→ **Instruction**
Collect all lines from the listing that include the string "histogram".

→ **Excerpts from a figure dataset**
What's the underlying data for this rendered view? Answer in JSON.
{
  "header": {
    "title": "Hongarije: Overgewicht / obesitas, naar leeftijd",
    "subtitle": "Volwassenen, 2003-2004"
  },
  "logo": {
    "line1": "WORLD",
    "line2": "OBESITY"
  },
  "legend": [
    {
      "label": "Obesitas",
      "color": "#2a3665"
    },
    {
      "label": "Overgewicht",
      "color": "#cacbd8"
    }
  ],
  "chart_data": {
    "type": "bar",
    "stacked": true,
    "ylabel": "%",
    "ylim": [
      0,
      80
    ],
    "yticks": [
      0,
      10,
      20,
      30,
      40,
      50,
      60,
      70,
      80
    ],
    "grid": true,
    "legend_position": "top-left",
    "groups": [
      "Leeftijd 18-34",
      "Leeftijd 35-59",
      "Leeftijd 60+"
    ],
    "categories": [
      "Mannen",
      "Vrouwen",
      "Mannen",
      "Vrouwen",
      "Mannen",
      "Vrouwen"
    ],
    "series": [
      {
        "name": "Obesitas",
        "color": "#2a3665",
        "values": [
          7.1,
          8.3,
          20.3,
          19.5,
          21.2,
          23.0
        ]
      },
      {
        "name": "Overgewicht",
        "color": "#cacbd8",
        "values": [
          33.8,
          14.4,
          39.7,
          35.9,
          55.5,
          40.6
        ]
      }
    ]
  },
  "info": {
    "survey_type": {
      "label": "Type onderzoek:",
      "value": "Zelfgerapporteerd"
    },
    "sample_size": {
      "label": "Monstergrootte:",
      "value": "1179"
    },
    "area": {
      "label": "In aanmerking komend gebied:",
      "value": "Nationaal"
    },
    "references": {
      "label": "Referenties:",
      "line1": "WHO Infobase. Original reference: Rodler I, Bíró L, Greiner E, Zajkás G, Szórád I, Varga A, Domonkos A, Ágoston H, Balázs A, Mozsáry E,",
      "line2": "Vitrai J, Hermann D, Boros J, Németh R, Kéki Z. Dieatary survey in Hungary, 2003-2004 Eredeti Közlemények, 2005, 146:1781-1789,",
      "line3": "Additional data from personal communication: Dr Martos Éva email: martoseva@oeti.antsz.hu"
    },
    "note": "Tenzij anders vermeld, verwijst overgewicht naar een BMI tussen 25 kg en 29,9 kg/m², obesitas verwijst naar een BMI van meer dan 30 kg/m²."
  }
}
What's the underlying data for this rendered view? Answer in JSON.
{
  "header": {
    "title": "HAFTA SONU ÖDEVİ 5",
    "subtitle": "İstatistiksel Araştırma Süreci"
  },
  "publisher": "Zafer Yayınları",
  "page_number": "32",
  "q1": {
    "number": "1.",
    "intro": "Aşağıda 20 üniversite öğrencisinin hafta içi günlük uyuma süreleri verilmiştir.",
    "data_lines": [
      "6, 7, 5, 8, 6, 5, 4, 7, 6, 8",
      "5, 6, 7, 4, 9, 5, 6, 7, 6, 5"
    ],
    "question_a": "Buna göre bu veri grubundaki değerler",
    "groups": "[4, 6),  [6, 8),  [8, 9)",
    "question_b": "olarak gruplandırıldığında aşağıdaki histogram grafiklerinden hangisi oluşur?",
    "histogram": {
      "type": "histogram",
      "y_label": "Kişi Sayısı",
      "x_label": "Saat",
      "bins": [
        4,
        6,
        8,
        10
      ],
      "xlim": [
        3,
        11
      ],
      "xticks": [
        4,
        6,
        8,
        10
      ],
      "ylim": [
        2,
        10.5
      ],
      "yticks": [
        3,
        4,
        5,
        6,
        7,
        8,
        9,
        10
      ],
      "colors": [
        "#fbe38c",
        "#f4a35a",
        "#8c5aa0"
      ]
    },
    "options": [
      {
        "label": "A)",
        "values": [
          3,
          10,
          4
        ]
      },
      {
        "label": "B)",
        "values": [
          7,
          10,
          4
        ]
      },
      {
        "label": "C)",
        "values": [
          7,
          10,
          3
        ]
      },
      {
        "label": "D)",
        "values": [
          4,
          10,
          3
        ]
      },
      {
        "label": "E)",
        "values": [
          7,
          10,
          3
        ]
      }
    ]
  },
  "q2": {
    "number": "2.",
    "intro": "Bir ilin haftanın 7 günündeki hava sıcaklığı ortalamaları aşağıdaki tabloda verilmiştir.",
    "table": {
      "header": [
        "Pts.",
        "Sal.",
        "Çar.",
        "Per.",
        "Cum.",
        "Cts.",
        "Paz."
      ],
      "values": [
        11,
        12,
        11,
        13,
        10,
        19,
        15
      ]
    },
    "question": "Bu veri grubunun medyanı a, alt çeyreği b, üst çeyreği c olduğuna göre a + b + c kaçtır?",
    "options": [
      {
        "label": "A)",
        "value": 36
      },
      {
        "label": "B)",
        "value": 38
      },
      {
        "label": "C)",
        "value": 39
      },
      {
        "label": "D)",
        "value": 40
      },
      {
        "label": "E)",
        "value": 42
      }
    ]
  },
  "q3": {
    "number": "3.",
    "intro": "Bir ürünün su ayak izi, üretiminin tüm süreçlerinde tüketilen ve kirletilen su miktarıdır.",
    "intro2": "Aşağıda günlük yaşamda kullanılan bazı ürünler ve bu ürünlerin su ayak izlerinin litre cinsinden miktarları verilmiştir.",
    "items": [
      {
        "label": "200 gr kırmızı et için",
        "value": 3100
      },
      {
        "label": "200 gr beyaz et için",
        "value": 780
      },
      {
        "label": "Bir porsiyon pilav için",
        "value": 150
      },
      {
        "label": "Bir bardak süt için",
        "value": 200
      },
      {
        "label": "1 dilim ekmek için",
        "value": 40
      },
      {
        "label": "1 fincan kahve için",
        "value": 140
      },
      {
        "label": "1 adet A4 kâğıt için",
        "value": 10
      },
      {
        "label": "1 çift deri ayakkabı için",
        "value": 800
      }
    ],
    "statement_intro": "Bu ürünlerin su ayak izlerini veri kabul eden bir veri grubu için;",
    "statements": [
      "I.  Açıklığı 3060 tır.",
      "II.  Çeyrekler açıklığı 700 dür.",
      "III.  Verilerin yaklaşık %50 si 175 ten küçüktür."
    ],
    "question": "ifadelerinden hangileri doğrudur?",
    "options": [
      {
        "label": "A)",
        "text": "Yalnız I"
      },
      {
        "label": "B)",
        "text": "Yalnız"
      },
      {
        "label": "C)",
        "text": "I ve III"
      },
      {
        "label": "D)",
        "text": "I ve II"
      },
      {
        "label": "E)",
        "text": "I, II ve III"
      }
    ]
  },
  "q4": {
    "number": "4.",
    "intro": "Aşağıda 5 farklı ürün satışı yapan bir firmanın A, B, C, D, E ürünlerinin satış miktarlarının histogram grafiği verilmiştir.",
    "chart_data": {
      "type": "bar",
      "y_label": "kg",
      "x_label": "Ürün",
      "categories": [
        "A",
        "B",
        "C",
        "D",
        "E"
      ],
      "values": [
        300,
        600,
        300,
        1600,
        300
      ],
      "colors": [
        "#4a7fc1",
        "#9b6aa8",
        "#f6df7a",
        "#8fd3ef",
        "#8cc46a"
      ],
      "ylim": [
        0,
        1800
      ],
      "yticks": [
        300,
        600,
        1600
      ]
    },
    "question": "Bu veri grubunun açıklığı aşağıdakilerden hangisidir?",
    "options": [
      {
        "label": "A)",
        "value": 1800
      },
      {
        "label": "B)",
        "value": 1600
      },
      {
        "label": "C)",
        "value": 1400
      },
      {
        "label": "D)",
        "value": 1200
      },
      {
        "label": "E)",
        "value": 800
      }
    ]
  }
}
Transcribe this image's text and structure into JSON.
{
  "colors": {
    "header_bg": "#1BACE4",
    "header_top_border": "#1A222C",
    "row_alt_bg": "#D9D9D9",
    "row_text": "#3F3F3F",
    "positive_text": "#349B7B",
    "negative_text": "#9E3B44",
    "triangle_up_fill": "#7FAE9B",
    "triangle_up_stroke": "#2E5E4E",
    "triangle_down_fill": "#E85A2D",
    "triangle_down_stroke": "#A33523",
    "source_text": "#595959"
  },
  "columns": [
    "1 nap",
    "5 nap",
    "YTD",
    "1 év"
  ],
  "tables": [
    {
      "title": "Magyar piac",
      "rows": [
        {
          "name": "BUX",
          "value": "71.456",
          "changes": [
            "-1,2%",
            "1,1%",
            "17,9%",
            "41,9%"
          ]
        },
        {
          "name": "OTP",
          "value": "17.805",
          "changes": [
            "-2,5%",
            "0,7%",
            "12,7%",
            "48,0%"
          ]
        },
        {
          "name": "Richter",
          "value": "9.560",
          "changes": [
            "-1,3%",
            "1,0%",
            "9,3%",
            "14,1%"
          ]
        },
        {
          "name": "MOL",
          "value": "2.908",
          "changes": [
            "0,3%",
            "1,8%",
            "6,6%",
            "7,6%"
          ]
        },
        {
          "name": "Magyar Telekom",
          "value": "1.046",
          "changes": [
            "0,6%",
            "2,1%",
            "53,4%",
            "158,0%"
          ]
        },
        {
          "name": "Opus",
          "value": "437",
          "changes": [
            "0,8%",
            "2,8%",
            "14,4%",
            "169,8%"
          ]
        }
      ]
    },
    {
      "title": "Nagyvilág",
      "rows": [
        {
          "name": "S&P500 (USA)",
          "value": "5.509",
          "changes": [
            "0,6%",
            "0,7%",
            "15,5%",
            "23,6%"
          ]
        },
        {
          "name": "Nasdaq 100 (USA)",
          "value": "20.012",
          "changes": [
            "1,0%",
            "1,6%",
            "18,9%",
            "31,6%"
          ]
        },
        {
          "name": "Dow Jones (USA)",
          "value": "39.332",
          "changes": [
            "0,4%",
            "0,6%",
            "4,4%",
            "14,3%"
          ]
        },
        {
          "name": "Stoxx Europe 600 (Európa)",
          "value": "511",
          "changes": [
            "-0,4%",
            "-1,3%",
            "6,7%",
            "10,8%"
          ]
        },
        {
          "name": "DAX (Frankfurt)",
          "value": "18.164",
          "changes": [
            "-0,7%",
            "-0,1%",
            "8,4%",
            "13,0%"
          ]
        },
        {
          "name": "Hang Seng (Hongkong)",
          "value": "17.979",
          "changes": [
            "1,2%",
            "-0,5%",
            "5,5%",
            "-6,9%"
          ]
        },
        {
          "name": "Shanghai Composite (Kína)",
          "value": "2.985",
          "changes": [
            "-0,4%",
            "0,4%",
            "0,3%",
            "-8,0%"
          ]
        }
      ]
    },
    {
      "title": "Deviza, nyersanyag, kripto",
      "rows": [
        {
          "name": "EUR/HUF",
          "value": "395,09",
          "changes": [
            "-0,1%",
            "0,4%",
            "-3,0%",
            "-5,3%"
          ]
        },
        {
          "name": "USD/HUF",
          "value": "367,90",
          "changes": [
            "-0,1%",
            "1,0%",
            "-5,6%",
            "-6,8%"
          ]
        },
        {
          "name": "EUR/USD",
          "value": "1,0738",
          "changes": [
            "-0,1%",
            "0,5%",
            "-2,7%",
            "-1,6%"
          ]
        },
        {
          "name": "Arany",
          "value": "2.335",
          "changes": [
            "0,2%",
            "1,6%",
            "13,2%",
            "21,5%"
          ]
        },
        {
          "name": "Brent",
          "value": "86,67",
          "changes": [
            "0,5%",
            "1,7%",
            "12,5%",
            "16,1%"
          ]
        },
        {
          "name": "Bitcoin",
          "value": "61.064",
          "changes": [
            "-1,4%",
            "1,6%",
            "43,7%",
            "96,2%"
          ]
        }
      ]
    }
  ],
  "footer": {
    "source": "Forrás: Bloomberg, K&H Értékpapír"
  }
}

→ **Reply**
    "question_b": "olarak gruplandırıldığında aşağıdaki histogram grafiklerinden hangisi oluşur?",
    "histogram": {
      "type": "histogram",
    "intro": "Aşağıda 5 farklı ürün satışı yapan bir firmanın A, B, C, D, E ürünlerinin satış miktarlarının histogram grafiği verilmiştir.",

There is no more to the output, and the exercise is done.